### WHAT YOU SHOULD DO
Pick out the lines below that contain the string "기본으로" and copy them all.

### Dataset items
_ _ _ _ _ _ _
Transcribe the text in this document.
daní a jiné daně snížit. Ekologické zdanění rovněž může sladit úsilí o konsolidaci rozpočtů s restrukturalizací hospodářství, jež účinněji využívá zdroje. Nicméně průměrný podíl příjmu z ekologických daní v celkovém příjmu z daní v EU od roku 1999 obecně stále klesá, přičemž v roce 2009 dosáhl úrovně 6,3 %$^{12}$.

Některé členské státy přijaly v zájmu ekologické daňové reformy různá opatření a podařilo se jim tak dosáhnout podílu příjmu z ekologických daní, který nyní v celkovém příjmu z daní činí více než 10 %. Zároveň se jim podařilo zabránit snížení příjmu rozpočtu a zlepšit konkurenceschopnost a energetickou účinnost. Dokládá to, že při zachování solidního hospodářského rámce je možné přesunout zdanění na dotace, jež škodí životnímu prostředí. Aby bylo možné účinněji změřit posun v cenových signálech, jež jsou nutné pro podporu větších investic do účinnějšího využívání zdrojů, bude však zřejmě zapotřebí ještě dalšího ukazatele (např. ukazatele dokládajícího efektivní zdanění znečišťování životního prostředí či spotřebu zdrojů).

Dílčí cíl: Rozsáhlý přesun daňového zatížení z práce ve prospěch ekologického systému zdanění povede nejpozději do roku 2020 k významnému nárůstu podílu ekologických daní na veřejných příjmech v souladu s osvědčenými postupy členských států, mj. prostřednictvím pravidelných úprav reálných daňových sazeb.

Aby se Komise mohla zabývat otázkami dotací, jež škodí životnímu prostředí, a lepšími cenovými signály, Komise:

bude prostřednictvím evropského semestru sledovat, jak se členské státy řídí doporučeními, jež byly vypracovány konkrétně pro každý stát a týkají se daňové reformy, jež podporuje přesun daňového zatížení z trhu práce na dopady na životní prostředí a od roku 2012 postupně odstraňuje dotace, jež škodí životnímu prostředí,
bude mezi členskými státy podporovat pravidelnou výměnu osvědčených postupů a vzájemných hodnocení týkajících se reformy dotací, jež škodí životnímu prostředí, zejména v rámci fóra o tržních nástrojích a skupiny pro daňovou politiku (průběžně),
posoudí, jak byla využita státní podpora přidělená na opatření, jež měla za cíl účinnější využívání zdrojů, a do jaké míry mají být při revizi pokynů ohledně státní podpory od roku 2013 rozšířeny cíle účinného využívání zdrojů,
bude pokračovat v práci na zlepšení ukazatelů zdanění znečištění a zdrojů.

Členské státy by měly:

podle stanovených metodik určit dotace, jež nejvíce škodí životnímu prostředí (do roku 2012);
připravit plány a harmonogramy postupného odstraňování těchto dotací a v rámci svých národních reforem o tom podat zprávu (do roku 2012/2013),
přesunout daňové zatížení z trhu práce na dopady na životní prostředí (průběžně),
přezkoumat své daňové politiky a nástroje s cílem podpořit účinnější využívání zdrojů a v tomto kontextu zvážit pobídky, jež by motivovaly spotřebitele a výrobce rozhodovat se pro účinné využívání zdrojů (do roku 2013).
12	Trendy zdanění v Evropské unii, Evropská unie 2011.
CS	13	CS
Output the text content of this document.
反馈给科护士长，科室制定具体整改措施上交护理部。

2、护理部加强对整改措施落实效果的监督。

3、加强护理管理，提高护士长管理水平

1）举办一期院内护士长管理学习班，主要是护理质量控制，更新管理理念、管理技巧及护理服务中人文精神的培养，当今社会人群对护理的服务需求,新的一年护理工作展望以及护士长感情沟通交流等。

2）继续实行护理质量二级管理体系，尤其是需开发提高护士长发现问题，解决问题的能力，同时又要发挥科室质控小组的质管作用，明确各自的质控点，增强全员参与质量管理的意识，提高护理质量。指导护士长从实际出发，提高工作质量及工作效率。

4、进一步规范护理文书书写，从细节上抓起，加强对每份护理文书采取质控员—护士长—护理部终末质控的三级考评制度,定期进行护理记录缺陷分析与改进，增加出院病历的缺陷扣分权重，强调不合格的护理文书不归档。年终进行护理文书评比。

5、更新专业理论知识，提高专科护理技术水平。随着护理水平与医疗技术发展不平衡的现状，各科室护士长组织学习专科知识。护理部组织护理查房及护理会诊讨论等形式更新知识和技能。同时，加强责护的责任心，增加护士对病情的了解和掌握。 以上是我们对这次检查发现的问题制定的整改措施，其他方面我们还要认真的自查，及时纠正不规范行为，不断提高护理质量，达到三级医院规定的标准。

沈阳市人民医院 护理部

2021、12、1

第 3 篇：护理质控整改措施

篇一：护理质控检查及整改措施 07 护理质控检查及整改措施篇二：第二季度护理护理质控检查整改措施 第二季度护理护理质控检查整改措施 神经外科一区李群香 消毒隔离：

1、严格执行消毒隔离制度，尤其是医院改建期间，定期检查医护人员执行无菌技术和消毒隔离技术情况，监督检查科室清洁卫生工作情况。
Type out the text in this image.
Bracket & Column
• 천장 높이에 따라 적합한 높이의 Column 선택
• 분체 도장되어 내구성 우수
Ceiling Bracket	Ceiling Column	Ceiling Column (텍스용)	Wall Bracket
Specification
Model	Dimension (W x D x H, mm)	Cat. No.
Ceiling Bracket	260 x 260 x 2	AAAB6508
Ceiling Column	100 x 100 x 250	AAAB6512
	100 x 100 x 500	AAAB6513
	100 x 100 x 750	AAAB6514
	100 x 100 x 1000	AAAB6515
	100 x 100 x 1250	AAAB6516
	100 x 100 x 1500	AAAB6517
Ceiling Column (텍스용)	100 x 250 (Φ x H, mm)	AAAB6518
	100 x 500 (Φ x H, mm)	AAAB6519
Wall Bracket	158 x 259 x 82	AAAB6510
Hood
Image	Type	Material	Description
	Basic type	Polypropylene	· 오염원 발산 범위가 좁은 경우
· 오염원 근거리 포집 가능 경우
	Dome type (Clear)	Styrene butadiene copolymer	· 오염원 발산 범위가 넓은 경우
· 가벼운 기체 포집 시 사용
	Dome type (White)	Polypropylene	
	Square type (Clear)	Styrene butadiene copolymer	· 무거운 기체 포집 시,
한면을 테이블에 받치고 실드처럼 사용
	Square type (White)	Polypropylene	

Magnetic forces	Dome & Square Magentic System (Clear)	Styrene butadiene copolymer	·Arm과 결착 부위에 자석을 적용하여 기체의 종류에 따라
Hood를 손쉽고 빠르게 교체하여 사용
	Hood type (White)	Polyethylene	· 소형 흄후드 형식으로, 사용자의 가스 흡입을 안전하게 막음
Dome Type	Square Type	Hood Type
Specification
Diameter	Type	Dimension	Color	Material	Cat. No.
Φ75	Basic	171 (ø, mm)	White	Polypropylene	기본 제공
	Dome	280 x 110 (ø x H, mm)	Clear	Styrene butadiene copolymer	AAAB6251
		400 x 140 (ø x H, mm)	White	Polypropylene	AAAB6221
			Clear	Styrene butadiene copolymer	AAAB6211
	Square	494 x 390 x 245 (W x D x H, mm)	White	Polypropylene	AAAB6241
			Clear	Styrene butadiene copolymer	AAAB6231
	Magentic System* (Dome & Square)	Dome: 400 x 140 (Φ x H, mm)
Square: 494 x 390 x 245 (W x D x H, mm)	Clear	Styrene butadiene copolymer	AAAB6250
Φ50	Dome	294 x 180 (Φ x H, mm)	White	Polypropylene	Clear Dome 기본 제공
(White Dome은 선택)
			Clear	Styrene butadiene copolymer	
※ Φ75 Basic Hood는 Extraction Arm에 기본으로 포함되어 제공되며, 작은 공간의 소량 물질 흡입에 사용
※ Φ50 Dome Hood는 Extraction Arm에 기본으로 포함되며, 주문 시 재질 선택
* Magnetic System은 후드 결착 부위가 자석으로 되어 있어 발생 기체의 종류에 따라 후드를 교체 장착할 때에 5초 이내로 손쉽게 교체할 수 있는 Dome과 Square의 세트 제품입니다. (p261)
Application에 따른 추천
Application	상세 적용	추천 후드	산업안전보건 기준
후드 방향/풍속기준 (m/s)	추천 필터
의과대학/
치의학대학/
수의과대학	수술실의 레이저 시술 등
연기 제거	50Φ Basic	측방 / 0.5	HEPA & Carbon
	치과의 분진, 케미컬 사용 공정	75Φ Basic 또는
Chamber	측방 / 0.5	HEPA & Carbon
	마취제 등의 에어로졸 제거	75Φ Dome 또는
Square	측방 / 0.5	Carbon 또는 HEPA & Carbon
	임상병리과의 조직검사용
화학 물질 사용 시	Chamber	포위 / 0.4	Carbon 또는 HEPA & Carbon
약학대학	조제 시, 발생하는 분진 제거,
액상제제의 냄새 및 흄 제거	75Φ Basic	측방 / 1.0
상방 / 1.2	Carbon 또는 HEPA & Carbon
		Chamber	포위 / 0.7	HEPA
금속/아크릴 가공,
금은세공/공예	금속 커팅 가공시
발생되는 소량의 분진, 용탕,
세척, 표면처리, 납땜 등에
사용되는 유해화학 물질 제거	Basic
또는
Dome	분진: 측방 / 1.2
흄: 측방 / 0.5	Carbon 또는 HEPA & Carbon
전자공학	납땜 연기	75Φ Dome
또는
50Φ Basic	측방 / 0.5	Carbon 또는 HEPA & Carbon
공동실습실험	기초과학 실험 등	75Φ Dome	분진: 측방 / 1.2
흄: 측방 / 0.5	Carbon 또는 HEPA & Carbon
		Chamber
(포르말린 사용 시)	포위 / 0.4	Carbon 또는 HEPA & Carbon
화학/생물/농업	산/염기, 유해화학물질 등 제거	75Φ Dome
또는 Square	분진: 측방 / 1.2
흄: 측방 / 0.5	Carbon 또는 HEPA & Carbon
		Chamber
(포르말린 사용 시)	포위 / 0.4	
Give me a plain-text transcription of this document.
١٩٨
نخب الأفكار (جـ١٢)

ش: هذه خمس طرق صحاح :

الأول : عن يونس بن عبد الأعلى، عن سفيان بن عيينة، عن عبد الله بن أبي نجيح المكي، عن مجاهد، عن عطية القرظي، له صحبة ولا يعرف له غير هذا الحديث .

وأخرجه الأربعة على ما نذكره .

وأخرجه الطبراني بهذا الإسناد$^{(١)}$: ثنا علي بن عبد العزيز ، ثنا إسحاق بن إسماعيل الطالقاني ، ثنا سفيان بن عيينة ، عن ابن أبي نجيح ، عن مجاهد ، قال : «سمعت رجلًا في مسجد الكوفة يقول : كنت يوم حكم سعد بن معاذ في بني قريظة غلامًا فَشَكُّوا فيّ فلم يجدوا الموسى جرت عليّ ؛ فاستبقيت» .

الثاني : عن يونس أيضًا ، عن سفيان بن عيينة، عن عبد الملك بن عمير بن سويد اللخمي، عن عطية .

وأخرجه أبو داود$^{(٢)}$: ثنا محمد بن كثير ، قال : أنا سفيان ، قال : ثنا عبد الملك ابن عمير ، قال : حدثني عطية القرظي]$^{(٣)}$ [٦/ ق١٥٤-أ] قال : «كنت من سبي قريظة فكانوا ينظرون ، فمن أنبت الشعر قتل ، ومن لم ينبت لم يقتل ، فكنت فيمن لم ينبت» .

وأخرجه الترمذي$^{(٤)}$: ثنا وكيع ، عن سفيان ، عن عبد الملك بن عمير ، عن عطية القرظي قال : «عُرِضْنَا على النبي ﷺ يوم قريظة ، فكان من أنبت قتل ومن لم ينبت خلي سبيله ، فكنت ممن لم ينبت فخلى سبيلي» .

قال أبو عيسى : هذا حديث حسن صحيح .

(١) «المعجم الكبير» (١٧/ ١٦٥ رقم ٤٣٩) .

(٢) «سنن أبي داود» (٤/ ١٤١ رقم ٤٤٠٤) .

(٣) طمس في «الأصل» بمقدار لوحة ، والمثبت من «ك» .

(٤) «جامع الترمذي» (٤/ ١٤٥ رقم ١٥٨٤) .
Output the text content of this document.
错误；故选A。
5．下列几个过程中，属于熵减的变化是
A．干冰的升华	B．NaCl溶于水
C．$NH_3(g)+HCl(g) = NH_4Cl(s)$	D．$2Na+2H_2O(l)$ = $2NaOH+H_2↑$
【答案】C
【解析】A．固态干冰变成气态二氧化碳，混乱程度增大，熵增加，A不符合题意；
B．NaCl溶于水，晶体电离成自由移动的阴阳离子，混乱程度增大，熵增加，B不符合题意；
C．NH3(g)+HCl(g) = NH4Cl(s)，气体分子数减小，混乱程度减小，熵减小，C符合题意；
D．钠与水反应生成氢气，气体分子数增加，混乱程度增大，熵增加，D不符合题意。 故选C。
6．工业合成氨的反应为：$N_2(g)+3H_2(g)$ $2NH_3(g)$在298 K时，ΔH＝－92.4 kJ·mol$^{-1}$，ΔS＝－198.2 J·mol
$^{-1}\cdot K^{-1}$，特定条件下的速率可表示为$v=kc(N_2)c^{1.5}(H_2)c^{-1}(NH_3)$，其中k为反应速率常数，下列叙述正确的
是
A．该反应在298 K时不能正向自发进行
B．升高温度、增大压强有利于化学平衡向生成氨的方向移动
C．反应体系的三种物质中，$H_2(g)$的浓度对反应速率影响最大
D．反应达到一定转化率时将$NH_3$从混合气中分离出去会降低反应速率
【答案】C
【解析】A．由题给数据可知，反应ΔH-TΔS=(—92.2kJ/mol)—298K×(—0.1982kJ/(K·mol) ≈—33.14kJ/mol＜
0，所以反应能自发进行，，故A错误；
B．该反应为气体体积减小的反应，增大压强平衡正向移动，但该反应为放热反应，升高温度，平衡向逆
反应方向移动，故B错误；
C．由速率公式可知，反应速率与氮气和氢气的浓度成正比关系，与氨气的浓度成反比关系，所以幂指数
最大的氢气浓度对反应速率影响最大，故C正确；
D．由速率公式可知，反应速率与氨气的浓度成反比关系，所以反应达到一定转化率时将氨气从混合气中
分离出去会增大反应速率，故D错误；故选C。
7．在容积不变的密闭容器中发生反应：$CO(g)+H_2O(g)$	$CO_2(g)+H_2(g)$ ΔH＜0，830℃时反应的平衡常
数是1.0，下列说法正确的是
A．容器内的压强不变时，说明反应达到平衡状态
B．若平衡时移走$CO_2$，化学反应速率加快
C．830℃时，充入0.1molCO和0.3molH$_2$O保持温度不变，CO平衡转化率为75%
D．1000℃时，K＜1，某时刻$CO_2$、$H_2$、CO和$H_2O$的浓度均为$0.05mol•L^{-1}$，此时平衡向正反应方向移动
_ _ _ _ _ _ _
### RESULT
※ Φ75 Basic Hood는 Extraction Arm에 기본으로 포함되어 제공되며, 작은 공간의 소량 물질 흡입에 사용
※ Φ50 Dome Hood는 Extraction Arm에 기본으로 포함되며, 주문 시 재질 선택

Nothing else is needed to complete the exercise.